Rows from a dataset
..............................

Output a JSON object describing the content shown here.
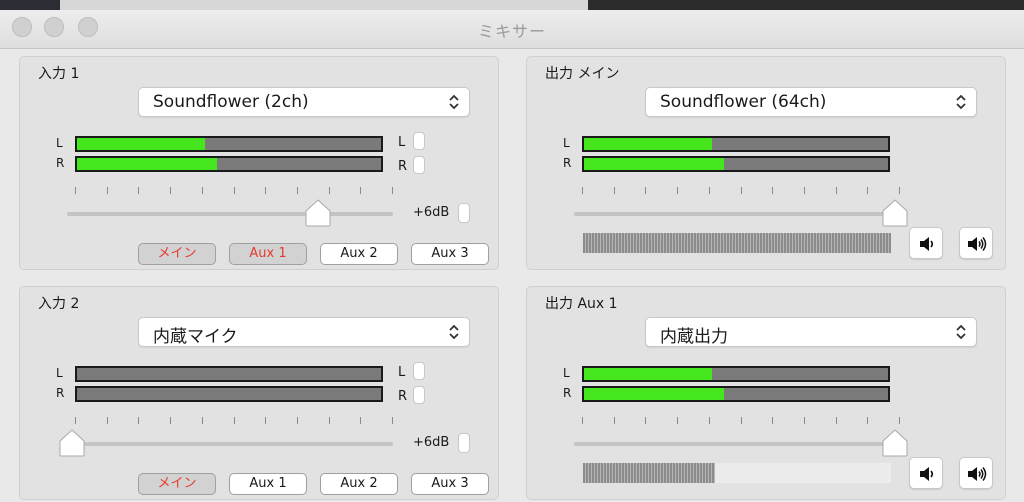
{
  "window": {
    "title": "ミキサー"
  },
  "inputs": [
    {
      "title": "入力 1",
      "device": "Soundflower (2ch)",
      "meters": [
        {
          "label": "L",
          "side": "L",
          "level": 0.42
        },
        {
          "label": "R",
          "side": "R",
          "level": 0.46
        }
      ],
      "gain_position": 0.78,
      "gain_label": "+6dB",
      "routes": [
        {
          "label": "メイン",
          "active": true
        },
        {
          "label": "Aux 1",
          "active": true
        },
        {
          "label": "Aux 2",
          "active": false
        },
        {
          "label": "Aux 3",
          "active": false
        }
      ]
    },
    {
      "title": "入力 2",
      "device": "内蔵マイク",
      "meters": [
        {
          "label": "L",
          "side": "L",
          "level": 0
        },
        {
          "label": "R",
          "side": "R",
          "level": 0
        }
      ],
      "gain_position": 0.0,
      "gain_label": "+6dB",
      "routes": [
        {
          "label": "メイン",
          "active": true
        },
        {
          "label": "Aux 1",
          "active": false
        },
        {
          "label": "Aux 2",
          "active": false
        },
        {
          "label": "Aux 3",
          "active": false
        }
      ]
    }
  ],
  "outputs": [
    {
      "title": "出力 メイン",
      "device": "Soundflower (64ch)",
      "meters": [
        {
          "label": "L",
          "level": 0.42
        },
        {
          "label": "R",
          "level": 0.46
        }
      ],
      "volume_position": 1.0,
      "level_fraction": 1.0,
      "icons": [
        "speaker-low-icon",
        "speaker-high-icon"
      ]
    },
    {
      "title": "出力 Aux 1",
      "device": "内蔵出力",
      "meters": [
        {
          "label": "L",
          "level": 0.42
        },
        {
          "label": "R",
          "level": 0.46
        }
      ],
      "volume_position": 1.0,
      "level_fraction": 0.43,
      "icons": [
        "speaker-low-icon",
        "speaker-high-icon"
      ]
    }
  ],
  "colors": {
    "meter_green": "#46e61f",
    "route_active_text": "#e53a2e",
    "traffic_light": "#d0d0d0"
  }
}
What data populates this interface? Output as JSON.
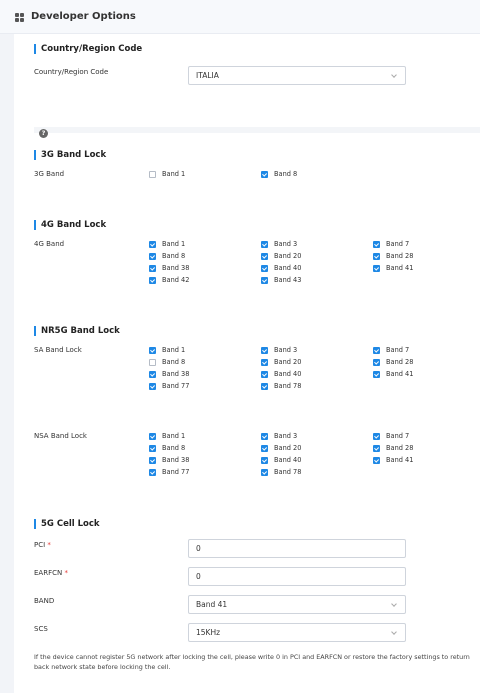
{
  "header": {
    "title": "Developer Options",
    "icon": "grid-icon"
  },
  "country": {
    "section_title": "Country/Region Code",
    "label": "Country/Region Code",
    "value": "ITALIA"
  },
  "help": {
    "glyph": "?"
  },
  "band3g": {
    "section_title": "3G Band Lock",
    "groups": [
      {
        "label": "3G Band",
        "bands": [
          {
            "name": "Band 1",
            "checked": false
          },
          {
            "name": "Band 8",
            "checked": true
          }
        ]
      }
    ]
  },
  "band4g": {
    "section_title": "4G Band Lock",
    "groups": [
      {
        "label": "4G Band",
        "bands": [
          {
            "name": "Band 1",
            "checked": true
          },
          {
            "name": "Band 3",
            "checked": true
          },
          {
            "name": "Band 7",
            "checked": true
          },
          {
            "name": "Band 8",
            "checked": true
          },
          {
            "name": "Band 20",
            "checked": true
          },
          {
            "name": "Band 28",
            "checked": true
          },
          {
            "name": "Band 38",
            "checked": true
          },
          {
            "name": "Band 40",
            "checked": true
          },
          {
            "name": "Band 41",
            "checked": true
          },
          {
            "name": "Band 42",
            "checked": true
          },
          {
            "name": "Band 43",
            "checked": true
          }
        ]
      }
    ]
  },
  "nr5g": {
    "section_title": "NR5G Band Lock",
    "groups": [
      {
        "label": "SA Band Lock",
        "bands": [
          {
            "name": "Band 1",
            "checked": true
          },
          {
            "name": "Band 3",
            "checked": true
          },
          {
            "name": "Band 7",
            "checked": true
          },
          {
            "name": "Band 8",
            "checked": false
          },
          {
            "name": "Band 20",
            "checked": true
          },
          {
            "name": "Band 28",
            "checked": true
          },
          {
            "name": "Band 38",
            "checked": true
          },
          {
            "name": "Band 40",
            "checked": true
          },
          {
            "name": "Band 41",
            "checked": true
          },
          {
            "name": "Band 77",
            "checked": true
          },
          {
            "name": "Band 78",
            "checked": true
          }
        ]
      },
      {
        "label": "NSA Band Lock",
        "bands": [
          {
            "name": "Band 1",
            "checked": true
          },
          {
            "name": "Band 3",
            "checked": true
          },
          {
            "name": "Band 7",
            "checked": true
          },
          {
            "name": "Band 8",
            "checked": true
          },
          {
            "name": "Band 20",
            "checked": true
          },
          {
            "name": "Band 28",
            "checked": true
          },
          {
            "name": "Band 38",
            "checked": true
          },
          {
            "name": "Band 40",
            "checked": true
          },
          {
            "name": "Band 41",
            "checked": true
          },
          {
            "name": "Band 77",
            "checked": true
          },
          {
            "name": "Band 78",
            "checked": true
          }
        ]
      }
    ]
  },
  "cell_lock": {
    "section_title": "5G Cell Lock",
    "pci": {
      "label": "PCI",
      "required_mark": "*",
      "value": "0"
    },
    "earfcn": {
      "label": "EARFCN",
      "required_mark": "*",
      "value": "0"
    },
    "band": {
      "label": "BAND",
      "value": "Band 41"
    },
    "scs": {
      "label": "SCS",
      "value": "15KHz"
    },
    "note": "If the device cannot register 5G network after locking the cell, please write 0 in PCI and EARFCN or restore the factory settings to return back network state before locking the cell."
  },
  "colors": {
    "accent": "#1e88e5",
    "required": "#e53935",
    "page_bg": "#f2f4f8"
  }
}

..............................

What is expected: Read the data above and pull out each line that holds the string "Soundflower".

Reply:
      "device": "Soundflower (2ch)",
      "device": "Soundflower (64ch)",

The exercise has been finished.